(Stored data entries)
################

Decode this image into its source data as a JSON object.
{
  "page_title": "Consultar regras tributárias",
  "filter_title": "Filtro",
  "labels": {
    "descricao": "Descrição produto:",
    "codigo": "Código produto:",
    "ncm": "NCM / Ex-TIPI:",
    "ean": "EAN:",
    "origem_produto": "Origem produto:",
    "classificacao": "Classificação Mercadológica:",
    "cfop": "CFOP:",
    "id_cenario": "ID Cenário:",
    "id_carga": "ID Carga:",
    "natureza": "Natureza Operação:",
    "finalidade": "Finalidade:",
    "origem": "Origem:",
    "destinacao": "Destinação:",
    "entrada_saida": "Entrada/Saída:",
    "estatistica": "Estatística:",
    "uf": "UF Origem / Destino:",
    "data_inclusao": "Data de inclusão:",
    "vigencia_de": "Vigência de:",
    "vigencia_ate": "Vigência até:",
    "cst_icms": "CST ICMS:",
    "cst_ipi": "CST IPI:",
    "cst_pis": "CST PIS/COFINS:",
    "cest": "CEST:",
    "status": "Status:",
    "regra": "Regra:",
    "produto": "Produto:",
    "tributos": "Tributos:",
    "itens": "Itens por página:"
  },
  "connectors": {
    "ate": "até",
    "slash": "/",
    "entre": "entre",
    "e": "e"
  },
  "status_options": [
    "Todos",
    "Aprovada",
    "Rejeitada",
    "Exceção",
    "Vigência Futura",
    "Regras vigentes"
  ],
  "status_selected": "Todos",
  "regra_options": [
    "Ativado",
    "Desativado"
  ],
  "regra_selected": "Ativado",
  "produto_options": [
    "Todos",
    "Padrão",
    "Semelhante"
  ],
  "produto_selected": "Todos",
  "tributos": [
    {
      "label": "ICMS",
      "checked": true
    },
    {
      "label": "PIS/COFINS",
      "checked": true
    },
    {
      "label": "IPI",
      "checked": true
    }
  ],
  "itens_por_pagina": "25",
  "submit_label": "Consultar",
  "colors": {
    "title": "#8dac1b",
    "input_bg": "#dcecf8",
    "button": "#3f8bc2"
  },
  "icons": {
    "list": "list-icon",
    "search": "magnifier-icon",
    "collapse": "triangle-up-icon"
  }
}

################

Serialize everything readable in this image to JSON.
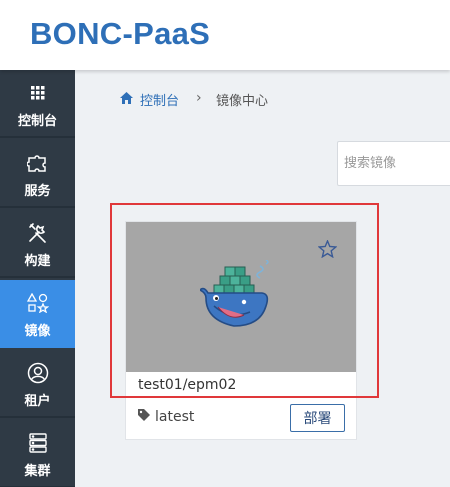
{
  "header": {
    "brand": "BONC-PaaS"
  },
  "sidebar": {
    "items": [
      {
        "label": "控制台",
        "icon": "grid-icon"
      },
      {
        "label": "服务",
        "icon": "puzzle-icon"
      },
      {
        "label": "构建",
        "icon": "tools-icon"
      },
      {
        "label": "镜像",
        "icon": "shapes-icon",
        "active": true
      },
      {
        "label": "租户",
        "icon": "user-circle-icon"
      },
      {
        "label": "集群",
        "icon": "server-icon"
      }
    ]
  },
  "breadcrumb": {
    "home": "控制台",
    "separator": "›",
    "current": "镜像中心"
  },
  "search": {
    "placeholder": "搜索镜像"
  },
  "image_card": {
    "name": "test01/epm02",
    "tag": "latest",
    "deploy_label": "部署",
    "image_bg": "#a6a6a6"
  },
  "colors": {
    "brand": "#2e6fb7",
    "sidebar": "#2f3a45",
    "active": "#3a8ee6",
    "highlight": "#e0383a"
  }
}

################

Look through the entries above and report the number of lines that contain "Origem". Write only the number.

▶ _Completed task_: 3